_WORK TO BE COMPLETED_
From the listing below, pull out the lines that hold "excellent".

_DATA FOR THE TASK_

------------

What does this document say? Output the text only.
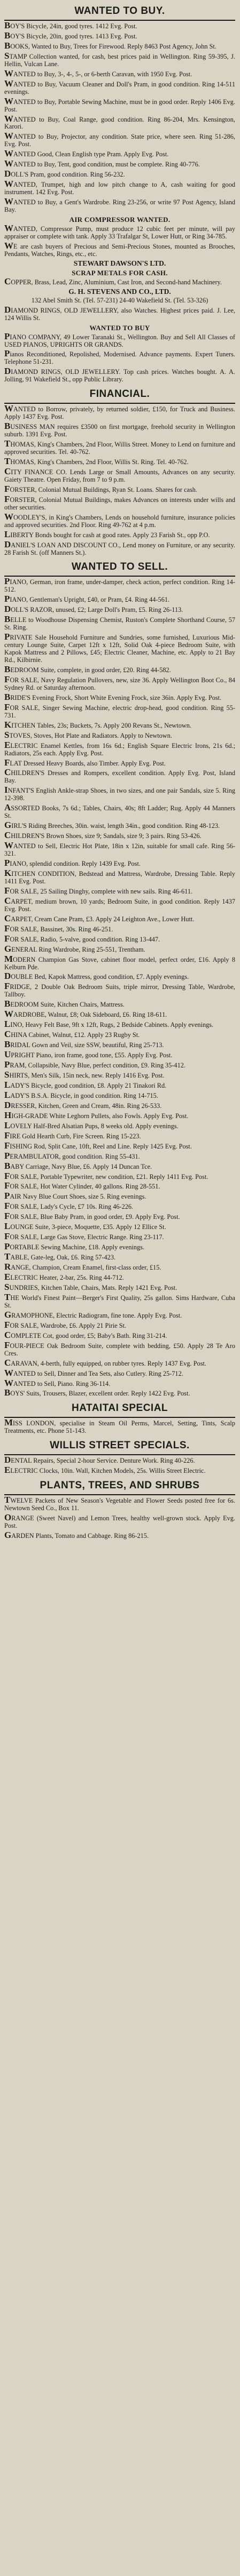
WANTED TO BUY.
BOY'S Bicycle, 24in, good tyres. 1412 Evg. Post.
BOY'S Bicycle, 20in, good tyres. 1413 Evg. Post.
BOOKS, Wanted to Buy, Trees for Firewood. Reply 8463 Post Agency, John St.
STAMP Collection wanted, for cash, best prices paid in Wellington. Ring 59-395, J. Hellin, Vulcan Lane.
WANTED to Buy, 3-, 4-, 5-, or 6-berth Caravan, with 1950 Evg. Post.
WANTED to Buy, Vacuum Cleaner and Doll's Pram, in good condition. Ring 14-511 evenings.
WANTED to Buy, Portable Sewing Machine, must be in good order. Reply 1406 Evg. Post.
WANTED to Buy, Coal Range, good condition. Ring 86-204, Mrs. Kensington, Karori.
WANTED to Buy, Projector, any condition. State price, where seen. Ring 51-286, Evg. Post.
WANTED Good, Clean English type Pram. Apply Evg. Post.
WANTED to Buy, Tent, good condition, must be complete. Ring 40-776.
DOLL'S Pram, good condition. Ring 56-232.
WANTED, Trumpet, high and low pitch change to A, cash waiting for good instrument. 142 Evg. Post.
WANTED to Buy, a Gent's Wardrobe. Ring 23-256, or write 97 Post Agency, Island Bay.
AIR COMPRESSOR WANTED.
WANTED, Compressor Pump, must produce 12 cubic feet per minute, will pay appraiser or complete with tank. Apply 33 Trafalgar St, Lower Hutt, or Ring 34-785.
WE are cash buyers of Precious and Semi-Precious Stones, mounted as Brooches, Pendants, Watches, Rings, etc., etc.
STEWART DAWSON'S LTD.
SCRAP METALS FOR CASH.
COPPER, Brass, Lead, Zinc, Aluminium, Cast Iron, and Second-hand Machinery.
G. H. STEVENS AND CO., LTD.
132 Abel Smith St. (Tel. 57-231) 24-40 Wakefield St. (Tel. 53-326)
DIAMOND RINGS, OLD JEWELLERY, also Watches. Highest prices paid. J. Lee, 124 Willis St.
WANTED TO BUY
PIANO COMPANY, 49 Lower Taranaki St., Wellington. Buy and Sell All Classes of USED PIANOS, UPRIGHTS OR GRANDS.
Pianos Reconditioned, Repolished, Modernised. Advance payments. Expert Tuners. Telephone 51-231.
DIAMOND RINGS, OLD JEWELLERY. Top cash prices. Watches bought. A. A. Jolling, 91 Wakefield St., opp Public Library.
FINANCIAL.
WANTED to Borrow, privately, by returned soldier, £150, for Truck and Business. Apply 1437 Evg. Post.
BUSINESS MAN requires £3500 on first mortgage, freehold security in Wellington suburb. 1391 Evg. Post.
THOMAS, King's Chambers, 2nd Floor, Willis Street. Money to Lend on furniture and approved securities. Tel. 40-762.
THOMAS, King's Chambers, 2nd Floor, Willis St. Ring. Tel. 40-762.
CITY FINANCE CO. Lends Large or Small Amounts, Advances on any security. Gaiety Theatre. Open Friday, from 7 to 9 p.m.
FORSTER, Colonial Mutual Buildings, Ryan St. Loans. Shares for cash.
FORSTER, Colonial Mutual Buildings, makes Advances on interests under wills and other securities.
WOODLEY'S, in King's Chambers, Lends on household furniture, insurance policies and approved securities. 2nd Floor. Ring 49-762 at 4 p.m.
LIBERTY Bonds bought for cash at good rates. Apply 23 Farish St., opp P.O.
DANIEL'S LOAN AND DISCOUNT CO., Lend money on Furniture, or any security. 28 Farish St. (off Manners St.).
WANTED TO SELL.
PIANO, German, iron frame, under-damper, check action, perfect condition. Ring 14-512.
PIANO, Gentleman's Upright, £40, or Pram, £4. Ring 44-561.
DOLL'S RAZOR, unused, £2; Large Doll's Pram, £5. Ring 26-113.
BELLE to Woodhouse Dispensing Chemist, Ruston's Complete Shorthand Course, 57 St. Ring.
PRIVATE Sale Household Furniture and Sundries, some furnished, Luxurious Mid-century Lounge Suite, Carpet 12ft x 12ft, Solid Oak 4-piece Bedroom Suite, with Kapok Mattress and 2 Pillows, £45; Electric Cleaner, Machine, etc. Apply to 21 Bay Rd., Kilbirnie.
BEDROOM Suite, complete, in good order, £20. Ring 44-582.
FOR SALE, Navy Regulation Pullovers, new, size 36. Apply Wellington Boot Co., 84 Sydney Rd. or Saturday afternoon.
BRIDE'S Evening Frock, Short White Evening Frock, size 36in. Apply Evg. Post.
FOR SALE, Singer Sewing Machine, electric drop-head, good condition. Ring 55-731.
KITCHEN Tables, 23s; Buckets, 7s. Apply 200 Revans St., Newtown.
STOVES, Stoves, Hot Plate and Radiators. Apply to Newtown.
ELECTRIC Enamel Kettles, from 16s 6d.; English Square Electric Irons, 21s 6d.; Radiators, 25s each. Apply Evg. Post.
FLAT Dressed Heavy Boards, also Timber. Apply Evg. Post.
CHILDREN'S Dresses and Rompers, excellent condition. Apply Evg. Post, Island Bay.
INFANT'S English Ankle-strap Shoes, in two sizes, and one pair Sandals, size 5. Ring 12-398.
ASSORTED Books, 7s 6d.; Tables, Chairs, 40s; 8ft Ladder; Rug. Apply 44 Manners St.
GIRL'S Riding Breeches, 30in. waist, length 34in., good condition. Ring 48-123.
CHILDREN'S Brown Shoes, size 9; Sandals, size 9; 3 pairs. Ring 53-426.
WANTED to Sell, Electric Hot Plate, 18in x 12in, suitable for small cafe. Ring 56-321.
PIANO, splendid condition. Reply 1439 Evg. Post.
KITCHEN CONDITION, Bedstead and Mattress, Wardrobe, Dressing Table. Reply 1411 Evg. Post.
FOR SALE, 25 Sailing Dinghy, complete with new sails. Ring 46-611.
CARPET, medium brown, 10 yards; Bedroom Suite, in good condition. Reply 1437 Evg. Post.
CARPET, Cream Cane Pram, £3. Apply 24 Leighton Ave., Lower Hutt.
FOR SALE, Bassinet, 30s. Ring 46-251.
FOR SALE, Radio, 5-valve, good condition. Ring 13-447.
GENERAL Ring Wardrobe, Ring 25-551, Trentham.
MODERN Champion Gas Stove, cabinet floor model, perfect order, £16. Apply 8 Kelburn Pde.
DOUBLE Bed, Kapok Mattress, good condition, £7. Apply evenings.
FRIDGE, 2 Double Oak Bedroom Suits, triple mirror, Dressing Table, Wardrobe, Tallboy.
BEDROOM Suite, Kitchen Chairs, Mattress.
WARDROBE, Walnut, £8; Oak Sideboard, £6. Ring 18-611.
LINO, Heavy Felt Base, 9ft x 12ft, Rugs, 2 Bedside Cabinets. Apply evenings.
CHINA Cabinet, Walnut, £12. Apply 23 Rugby St.
BRIDAL Gown and Veil, size SSW, beautiful, Ring 25-713.
UPRIGHT Piano, iron frame, good tone, £55. Apply Evg. Post.
PRAM, Collapsible, Navy Blue, perfect condition, £9. Ring 35-412.
SHIRTS, Men's Silk, 15in neck, new. Reply 1416 Evg. Post.
LADY'S Bicycle, good condition, £8. Apply 21 Tinakori Rd.
LADY'S B.S.A. Bicycle, in good condition. Ring 14-715.
DRESSER, Kitchen, Green and Cream, 48in. Ring 26-533.
HIGH-GRADE White Leghorn Pullets, also Fowls. Apply Evg. Post.
LOVELY Half-Bred Alsatian Pups, 8 weeks old. Apply evenings.
FIRE Gold Hearth Curb, Fire Screen. Ring 15-223.
FISHING Rod, Split Cane, 10ft, Reel and Line. Reply 1425 Evg. Post.
PERAMBULATOR, good condition. Ring 55-431.
BABY Carriage, Navy Blue, £6. Apply 14 Duncan Tce.
FOR SALE, Portable Typewriter, new condition, £21. Reply 1411 Evg. Post.
FOR SALE, Hot Water Cylinder, 40 gallons. Ring 28-551.
PAIR Navy Blue Court Shoes, size 5. Ring evenings.
FOR SALE, Lady's Cycle, £7 10s. Ring 46-226.
FOR SALE, Blue Baby Pram, in good order, £9. Apply Evg. Post.
LOUNGE Suite, 3-piece, Moquette, £35. Apply 12 Ellice St.
FOR SALE, Large Gas Stove, Electric Range. Ring 23-117.
PORTABLE Sewing Machine, £18. Apply evenings.
TABLE, Gate-leg, Oak, £6. Ring 57-423.
RANGE, Champion, Cream Enamel, first-class order, £15.
ELECTRIC Heater, 2-bar, 25s. Ring 44-712.
SUNDRIES, Kitchen Table, Chairs, Mats. Reply 1421 Evg. Post.
THE World's Finest Paint—Berger's First Quality, 25s gallon. Sims Hardware, Cuba St.
GRAMOPHONE, Electric Radiogram, fine tone. Apply Evg. Post.
FOR SALE, Wardrobe, £6. Apply 21 Pirie St.
COMPLETE Cot, good order, £5; Baby's Bath. Ring 31-214.
FOUR-PIECE Oak Bedroom Suite, complete with bedding, £50. Apply 28 Te Aro Cres.
CARAVAN, 4-berth, fully equipped, on rubber tyres. Reply 1437 Evg. Post.
WANTED to Sell, Dinner and Tea Sets, also Cutlery. Ring 25-712.
WANTED to Sell, Piano. Ring 36-114.
BOYS' Suits, Trousers, Blazer, excellent order. Reply 1422 Evg. Post.
HATAITAI SPECIAL
MISS LONDON, specialise in Steam Oil Perms, Marcel, Setting, Tints, Scalp Treatments, etc. Phone 51-143.
WILLIS STREET SPECIALS.
DENTAL Repairs, Special 2-hour Service. Denture Work. Ring 40-226.
ELECTRIC Clocks, 10in. Wall, Kitchen Models, 25s. Willis Street Electric.
PLANTS, TREES, AND SHRUBS
TWELVE Packets of New Season's Vegetable and Flower Seeds posted free for 6s. Newtown Seed Co., Box 11.
ORANGE (Sweet Navel) and Lemon Trees, healthy well-grown stock. Apply Evg. Post.
GARDEN Plants, Tomato and Cabbage. Ring 86-215.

------------

_EXPECTED OUTPUT_
CHILDREN'S Dresses and Rompers, excellent condition. Apply Evg. Post, Island Bay.
BOYS' Suits, Trousers, Blazer, excellent order. Reply 1422 Evg. Post.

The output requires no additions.